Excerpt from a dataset

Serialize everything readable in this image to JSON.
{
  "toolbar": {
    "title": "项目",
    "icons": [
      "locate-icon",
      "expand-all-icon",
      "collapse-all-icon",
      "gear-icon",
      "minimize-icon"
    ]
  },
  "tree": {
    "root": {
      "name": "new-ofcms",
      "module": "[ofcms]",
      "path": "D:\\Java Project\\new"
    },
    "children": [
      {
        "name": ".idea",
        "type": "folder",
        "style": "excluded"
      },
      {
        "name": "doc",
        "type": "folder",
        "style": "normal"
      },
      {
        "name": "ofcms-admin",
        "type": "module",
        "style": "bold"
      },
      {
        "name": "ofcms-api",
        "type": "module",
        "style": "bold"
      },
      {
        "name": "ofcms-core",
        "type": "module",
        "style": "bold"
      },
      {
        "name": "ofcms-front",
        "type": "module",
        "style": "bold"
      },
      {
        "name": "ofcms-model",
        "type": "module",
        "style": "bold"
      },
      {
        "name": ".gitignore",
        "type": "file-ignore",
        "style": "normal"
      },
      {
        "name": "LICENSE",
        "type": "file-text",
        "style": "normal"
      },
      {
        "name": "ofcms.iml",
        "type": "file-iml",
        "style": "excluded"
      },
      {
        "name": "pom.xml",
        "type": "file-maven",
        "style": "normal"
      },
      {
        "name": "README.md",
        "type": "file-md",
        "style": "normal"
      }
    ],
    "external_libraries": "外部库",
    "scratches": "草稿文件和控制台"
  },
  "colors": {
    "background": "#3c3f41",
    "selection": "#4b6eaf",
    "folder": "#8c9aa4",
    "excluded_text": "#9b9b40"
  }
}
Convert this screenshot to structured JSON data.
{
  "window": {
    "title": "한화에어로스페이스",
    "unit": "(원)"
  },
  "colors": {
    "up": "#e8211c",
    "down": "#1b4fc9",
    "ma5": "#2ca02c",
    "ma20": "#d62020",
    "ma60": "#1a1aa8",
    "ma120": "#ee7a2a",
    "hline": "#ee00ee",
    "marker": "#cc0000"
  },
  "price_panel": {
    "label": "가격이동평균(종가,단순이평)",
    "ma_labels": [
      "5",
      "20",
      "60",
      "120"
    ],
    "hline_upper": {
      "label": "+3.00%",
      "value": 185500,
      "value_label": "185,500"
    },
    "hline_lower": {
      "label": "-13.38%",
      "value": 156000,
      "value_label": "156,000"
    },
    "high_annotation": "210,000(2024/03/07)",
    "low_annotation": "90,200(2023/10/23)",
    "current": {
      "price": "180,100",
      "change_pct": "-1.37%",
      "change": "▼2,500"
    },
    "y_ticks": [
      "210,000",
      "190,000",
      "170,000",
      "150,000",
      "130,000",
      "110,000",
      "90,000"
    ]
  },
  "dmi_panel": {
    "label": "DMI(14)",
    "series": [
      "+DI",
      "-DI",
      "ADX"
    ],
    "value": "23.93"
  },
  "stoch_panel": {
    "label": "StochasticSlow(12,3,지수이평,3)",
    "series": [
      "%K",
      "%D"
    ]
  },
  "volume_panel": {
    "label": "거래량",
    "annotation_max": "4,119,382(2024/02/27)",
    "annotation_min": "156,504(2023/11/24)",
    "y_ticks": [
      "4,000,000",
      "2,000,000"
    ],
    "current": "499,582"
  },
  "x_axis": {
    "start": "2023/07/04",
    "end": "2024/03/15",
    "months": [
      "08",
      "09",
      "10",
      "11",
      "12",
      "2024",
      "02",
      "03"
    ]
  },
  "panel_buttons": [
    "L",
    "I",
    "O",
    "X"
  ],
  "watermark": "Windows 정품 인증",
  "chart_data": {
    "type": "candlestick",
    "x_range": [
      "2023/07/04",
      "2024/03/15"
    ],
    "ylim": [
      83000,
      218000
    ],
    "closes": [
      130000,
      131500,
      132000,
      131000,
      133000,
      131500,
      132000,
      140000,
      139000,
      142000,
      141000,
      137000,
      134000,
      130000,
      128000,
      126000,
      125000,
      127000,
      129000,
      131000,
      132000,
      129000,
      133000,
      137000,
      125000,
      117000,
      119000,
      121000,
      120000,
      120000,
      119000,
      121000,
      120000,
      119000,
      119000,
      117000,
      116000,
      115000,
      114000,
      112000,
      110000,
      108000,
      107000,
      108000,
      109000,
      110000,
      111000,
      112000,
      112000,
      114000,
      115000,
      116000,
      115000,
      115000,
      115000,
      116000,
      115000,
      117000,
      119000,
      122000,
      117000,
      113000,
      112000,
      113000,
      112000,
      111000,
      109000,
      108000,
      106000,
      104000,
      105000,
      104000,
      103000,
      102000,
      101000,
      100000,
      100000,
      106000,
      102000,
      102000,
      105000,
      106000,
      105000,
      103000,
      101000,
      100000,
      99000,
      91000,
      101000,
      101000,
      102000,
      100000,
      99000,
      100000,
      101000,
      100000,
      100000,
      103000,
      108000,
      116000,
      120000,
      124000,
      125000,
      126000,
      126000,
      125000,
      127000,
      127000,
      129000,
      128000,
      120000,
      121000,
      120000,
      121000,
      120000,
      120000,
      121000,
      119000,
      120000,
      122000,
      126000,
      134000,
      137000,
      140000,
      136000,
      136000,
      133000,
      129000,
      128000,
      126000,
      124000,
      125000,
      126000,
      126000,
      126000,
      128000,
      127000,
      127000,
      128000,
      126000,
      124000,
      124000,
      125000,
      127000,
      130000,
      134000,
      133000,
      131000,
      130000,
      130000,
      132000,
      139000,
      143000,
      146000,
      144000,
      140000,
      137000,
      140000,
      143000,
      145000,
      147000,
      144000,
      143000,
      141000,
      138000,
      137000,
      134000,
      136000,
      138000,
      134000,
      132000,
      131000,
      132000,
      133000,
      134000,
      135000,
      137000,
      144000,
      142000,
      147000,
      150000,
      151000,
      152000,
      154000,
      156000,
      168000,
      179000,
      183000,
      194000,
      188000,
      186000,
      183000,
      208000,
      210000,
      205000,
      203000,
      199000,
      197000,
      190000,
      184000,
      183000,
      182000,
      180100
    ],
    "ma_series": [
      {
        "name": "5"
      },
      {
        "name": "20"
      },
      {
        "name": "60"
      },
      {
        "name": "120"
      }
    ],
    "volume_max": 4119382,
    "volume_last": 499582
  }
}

(WHAT YOU SHOULD DO) Return the listing above in its exact form.

(COMPLETED TASK)
Serialize everything readable in this image to JSON.
{
  "toolbar": {
    "title": "项目",
    "icons": [
      "locate-icon",
      "expand-all-icon",
      "collapse-all-icon",
      "gear-icon",
      "minimize-icon"
    ]
  },
  "tree": {
    "root": {
      "name": "new-ofcms",
      "module": "[ofcms]",
      "path": "D:\\Java Project\\new"
    },
    "children": [
      {
        "name": ".idea",
        "type": "folder",
        "style": "excluded"
      },
      {
        "name": "doc",
        "type": "folder",
        "style": "normal"
      },
      {
        "name": "ofcms-admin",
        "type": "module",
        "style": "bold"
      },
      {
        "name": "ofcms-api",
        "type": "module",
        "style": "bold"
      },
      {
        "name": "ofcms-core",
        "type": "module",
        "style": "bold"
      },
      {
        "name": "ofcms-front",
        "type": "module",
        "style": "bold"
      },
      {
        "name": "ofcms-model",
        "type": "module",
        "style": "bold"
      },
      {
        "name": ".gitignore",
        "type": "file-ignore",
        "style": "normal"
      },
      {
        "name": "LICENSE",
        "type": "file-text",
        "style": "normal"
      },
      {
        "name": "ofcms.iml",
        "type": "file-iml",
        "style": "excluded"
      },
      {
        "name": "pom.xml",
        "type": "file-maven",
        "style": "normal"
      },
      {
        "name": "README.md",
        "type": "file-md",
        "style": "normal"
      }
    ],
    "external_libraries": "外部库",
    "scratches": "草稿文件和控制台"
  },
  "colors": {
    "background": "#3c3f41",
    "selection": "#4b6eaf",
    "folder": "#8c9aa4",
    "excluded_text": "#9b9b40"
  }
}
Convert this screenshot to structured JSON data.
{
  "window": {
    "title": "한화에어로스페이스",
    "unit": "(원)"
  },
  "colors": {
    "up": "#e8211c",
    "down": "#1b4fc9",
    "ma5": "#2ca02c",
    "ma20": "#d62020",
    "ma60": "#1a1aa8",
    "ma120": "#ee7a2a",
    "hline": "#ee00ee",
    "marker": "#cc0000"
  },
  "price_panel": {
    "label": "가격이동평균(종가,단순이평)",
    "ma_labels": [
      "5",
      "20",
      "60",
      "120"
    ],
    "hline_upper": {
      "label": "+3.00%",
      "value": 185500,
      "value_label": "185,500"
    },
    "hline_lower": {
      "label": "-13.38%",
      "value": 156000,
      "value_label": "156,000"
    },
    "high_annotation": "210,000(2024/03/07)",
    "low_annotation": "90,200(2023/10/23)",
    "current": {
      "price": "180,100",
      "change_pct": "-1.37%",
      "change": "▼2,500"
    },
    "y_ticks": [
      "210,000",
      "190,000",
      "170,000",
      "150,000",
      "130,000",
      "110,000",
      "90,000"
    ]
  },
  "dmi_panel": {
    "label": "DMI(14)",
    "series": [
      "+DI",
      "-DI",
      "ADX"
    ],
    "value": "23.93"
  },
  "stoch_panel": {
    "label": "StochasticSlow(12,3,지수이평,3)",
    "series": [
      "%K",
      "%D"
    ]
  },
  "volume_panel": {
    "label": "거래량",
    "annotation_max": "4,119,382(2024/02/27)",
    "annotation_min": "156,504(2023/11/24)",
    "y_ticks": [
      "4,000,000",
      "2,000,000"
    ],
    "current": "499,582"
  },
  "x_axis": {
    "start": "2023/07/04",
    "end": "2024/03/15",
    "months": [
      "08",
      "09",
      "10",
      "11",
      "12",
      "2024",
      "02",
      "03"
    ]
  },
  "panel_buttons": [
    "L",
    "I",
    "O",
    "X"
  ],
  "watermark": "Windows 정품 인증",
  "chart_data": {
    "type": "candlestick",
    "x_range": [
      "2023/07/04",
      "2024/03/15"
    ],
    "ylim": [
      83000,
      218000
    ],
    "closes": [
      130000,
      131500,
      132000,
      131000,
      133000,
      131500,
      132000,
      140000,
      139000,
      142000,
      141000,
      137000,
      134000,
      130000,
      128000,
      126000,
      125000,
      127000,
      129000,
      131000,
      132000,
      129000,
      133000,
      137000,
      125000,
      117000,
      119000,
      121000,
      120000,
      120000,
      119000,
      121000,
      120000,
      119000,
      119000,
      117000,
      116000,
      115000,
      114000,
      112000,
      110000,
      108000,
      107000,
      108000,
      109000,
      110000,
      111000,
      112000,
      112000,
      114000,
      115000,
      116000,
      115000,
      115000,
      115000,
      116000,
      115000,
      117000,
      119000,
      122000,
      117000,
      113000,
      112000,
      113000,
      112000,
      111000,
      109000,
      108000,
      106000,
      104000,
      105000,
      104000,
      103000,
      102000,
      101000,
      100000,
      100000,
      106000,
      102000,
      102000,
      105000,
      106000,
      105000,
      103000,
      101000,
      100000,
      99000,
      91000,
      101000,
      101000,
      102000,
      100000,
      99000,
      100000,
      101000,
      100000,
      100000,
      103000,
      108000,
      116000,
      120000,
      124000,
      125000,
      126000,
      126000,
      125000,
      127000,
      127000,
      129000,
      128000,
      120000,
      121000,
      120000,
      121000,
      120000,
      120000,
      121000,
      119000,
      120000,
      122000,
      126000,
      134000,
      137000,
      140000,
      136000,
      136000,
      133000,
      129000,
      128000,
      126000,
      124000,
      125000,
      126000,
      126000,
      126000,
      128000,
      127000,
      127000,
      128000,
      126000,
      124000,
      124000,
      125000,
      127000,
      130000,
      134000,
      133000,
      131000,
      130000,
      130000,
      132000,
      139000,
      143000,
      146000,
      144000,
      140000,
      137000,
      140000,
      143000,
      145000,
      147000,
      144000,
      143000,
      141000,
      138000,
      137000,
      134000,
      136000,
      138000,
      134000,
      132000,
      131000,
      132000,
      133000,
      134000,
      135000,
      137000,
      144000,
      142000,
      147000,
      150000,
      151000,
      152000,
      154000,
      156000,
      168000,
      179000,
      183000,
      194000,
      188000,
      186000,
      183000,
      208000,
      210000,
      205000,
      203000,
      199000,
      197000,
      190000,
      184000,
      183000,
      182000,
      180100
    ],
    "ma_series": [
      {
        "name": "5"
      },
      {
        "name": "20"
      },
      {
        "name": "60"
      },
      {
        "name": "120"
      }
    ],
    "volume_max": 4119382,
    "volume_last": 499582
  }
}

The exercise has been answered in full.